> Short problem: Determine how many lines include the string "подготовке". Output that number only.

> Data in this exercise:
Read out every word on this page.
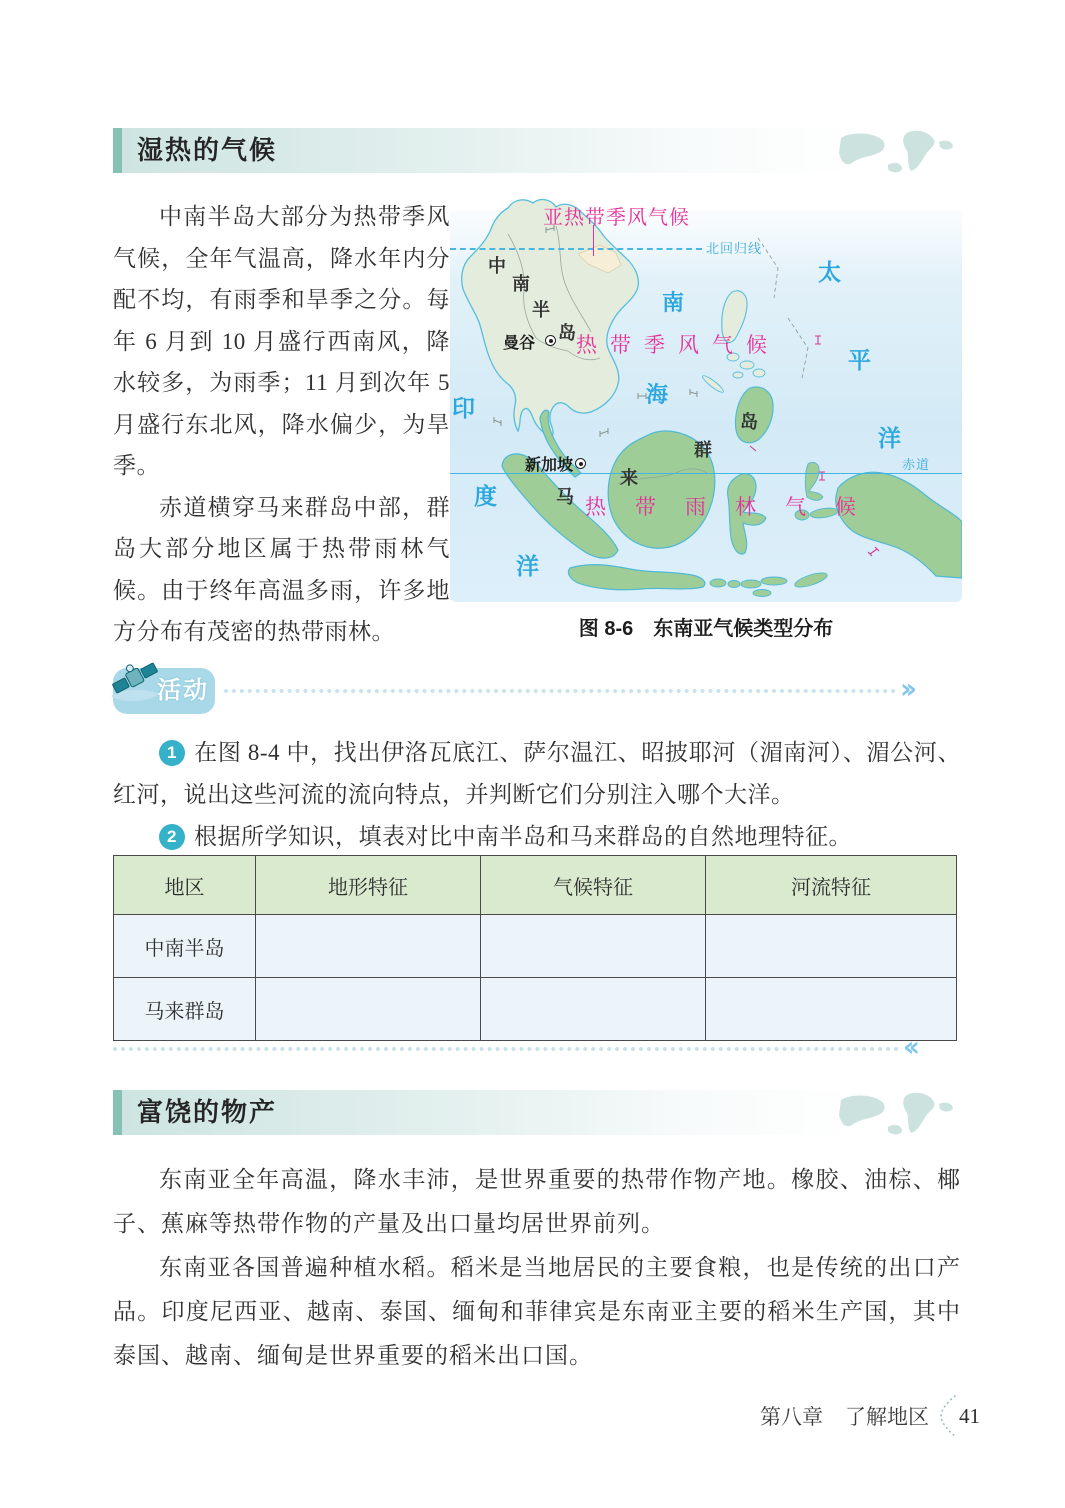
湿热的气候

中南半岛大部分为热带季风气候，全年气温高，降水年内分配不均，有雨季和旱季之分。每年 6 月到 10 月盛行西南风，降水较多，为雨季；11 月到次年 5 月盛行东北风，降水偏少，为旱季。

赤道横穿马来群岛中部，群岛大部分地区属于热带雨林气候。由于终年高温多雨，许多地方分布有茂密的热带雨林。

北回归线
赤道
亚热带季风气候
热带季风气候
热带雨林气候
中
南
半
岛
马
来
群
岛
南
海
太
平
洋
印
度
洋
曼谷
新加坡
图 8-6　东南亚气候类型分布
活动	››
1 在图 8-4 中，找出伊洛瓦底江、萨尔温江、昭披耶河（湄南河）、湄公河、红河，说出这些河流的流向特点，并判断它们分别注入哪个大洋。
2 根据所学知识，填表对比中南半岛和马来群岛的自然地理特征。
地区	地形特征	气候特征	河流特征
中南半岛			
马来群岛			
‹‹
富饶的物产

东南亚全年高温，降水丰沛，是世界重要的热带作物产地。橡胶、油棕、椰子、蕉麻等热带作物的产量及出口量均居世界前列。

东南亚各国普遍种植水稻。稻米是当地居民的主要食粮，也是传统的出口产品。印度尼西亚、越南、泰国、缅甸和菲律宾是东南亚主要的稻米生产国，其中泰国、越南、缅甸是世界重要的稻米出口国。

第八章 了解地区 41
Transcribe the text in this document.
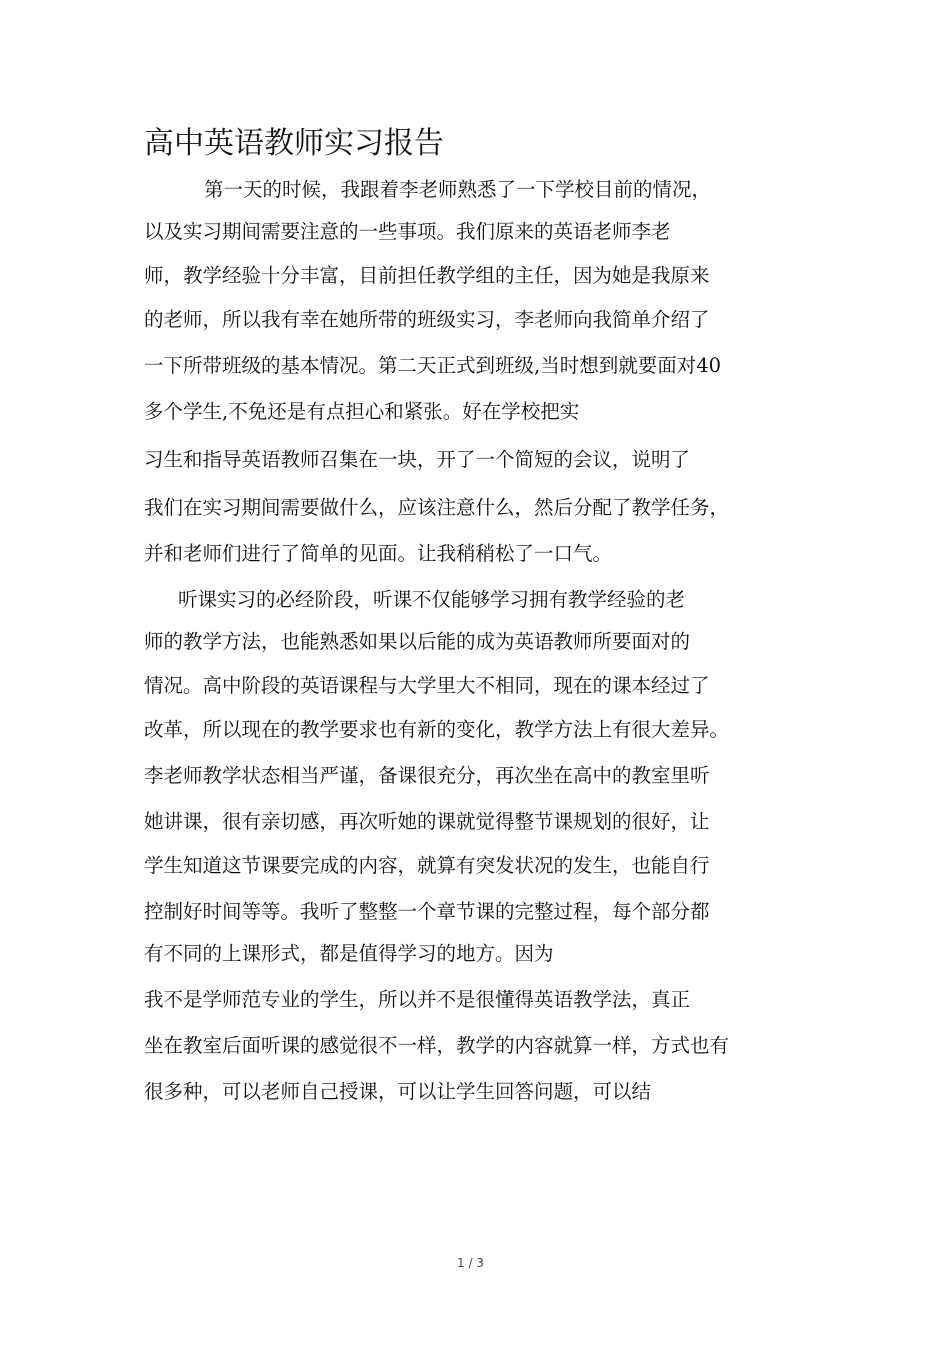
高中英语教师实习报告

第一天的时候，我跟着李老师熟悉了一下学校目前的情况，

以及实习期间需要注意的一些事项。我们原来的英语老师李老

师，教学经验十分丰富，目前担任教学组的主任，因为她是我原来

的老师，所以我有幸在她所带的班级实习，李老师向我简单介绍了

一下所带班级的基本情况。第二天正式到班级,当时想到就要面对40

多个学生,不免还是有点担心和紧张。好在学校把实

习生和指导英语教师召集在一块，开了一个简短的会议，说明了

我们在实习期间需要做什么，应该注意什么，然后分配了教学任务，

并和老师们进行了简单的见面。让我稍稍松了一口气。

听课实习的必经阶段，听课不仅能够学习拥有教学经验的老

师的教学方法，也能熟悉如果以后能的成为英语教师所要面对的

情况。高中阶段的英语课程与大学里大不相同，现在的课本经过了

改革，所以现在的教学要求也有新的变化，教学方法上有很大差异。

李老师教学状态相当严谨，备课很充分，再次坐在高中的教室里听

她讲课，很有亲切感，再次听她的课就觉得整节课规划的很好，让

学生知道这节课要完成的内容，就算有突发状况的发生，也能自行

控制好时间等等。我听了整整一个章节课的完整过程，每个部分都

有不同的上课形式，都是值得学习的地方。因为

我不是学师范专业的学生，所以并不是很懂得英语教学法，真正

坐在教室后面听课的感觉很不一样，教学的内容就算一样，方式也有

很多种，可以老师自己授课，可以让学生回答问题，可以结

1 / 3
==
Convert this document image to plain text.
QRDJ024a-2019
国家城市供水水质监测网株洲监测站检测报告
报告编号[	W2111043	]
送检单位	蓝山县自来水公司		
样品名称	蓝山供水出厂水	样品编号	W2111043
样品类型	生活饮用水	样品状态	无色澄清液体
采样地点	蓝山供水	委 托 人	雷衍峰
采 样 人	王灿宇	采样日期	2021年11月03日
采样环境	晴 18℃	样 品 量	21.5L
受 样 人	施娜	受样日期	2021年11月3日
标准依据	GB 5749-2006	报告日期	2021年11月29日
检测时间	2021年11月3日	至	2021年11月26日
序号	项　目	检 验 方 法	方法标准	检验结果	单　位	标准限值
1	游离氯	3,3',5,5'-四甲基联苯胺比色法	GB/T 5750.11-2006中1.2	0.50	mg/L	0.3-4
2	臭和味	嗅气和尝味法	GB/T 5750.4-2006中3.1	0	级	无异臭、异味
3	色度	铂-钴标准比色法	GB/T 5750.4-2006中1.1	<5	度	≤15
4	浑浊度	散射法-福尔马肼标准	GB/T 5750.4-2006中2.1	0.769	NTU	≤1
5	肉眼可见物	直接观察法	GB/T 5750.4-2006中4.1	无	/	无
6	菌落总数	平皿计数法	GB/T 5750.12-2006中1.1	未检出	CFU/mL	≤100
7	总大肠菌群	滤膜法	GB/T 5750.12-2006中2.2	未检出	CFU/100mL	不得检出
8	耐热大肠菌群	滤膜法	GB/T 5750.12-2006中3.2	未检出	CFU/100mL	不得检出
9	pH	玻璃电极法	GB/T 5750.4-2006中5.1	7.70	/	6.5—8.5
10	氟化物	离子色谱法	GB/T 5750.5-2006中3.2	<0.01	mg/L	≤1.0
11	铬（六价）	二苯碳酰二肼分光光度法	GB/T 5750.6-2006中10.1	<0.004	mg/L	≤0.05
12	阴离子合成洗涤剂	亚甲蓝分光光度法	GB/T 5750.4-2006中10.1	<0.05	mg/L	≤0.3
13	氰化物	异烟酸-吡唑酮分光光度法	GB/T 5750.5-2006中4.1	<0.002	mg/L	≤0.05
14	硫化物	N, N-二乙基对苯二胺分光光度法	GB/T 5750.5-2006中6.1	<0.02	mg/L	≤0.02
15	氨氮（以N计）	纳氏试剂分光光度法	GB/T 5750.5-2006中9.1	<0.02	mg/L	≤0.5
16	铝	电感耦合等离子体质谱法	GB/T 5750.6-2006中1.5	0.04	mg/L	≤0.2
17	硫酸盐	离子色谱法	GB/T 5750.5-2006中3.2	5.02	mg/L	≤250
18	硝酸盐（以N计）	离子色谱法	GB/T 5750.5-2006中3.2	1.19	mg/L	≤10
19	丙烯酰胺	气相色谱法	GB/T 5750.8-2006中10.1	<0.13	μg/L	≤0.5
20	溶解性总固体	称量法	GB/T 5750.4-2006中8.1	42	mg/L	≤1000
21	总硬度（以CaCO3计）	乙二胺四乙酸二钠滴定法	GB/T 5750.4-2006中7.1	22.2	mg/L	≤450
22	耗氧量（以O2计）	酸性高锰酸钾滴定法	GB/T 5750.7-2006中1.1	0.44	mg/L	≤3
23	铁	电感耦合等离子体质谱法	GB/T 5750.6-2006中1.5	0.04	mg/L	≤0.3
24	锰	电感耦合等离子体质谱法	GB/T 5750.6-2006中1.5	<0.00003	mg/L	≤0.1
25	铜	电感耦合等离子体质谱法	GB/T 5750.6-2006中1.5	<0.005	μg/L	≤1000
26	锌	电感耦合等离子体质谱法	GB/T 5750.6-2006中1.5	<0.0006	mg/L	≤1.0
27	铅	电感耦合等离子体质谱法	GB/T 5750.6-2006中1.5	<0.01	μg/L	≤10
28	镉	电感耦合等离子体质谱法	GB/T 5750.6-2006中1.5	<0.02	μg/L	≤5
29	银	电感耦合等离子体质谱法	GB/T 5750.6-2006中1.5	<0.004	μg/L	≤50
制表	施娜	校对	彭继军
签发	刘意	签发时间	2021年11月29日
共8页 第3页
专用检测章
--
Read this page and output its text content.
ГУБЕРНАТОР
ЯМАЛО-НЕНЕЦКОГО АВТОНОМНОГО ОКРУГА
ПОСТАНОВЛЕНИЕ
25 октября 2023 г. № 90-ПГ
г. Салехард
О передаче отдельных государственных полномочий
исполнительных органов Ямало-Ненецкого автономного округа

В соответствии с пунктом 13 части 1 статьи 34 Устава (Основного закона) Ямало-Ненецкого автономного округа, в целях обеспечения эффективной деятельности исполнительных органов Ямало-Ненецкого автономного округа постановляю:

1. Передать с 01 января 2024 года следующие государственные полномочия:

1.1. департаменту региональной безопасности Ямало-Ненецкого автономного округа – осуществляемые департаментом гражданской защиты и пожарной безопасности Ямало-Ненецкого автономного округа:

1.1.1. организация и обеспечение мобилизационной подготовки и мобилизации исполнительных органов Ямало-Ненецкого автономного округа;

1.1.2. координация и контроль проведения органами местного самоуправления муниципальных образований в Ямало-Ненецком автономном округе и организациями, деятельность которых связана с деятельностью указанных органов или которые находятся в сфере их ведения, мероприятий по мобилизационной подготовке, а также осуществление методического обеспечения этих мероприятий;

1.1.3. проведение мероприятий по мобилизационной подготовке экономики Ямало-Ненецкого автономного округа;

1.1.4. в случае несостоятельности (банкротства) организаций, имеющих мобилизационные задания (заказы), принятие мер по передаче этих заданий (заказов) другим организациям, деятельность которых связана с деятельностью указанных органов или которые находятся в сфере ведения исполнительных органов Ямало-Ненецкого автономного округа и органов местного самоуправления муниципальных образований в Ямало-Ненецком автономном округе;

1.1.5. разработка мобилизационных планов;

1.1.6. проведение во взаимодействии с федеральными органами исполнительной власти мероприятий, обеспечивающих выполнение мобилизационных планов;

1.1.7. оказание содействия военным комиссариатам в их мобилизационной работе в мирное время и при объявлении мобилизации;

> Finished exercise: 2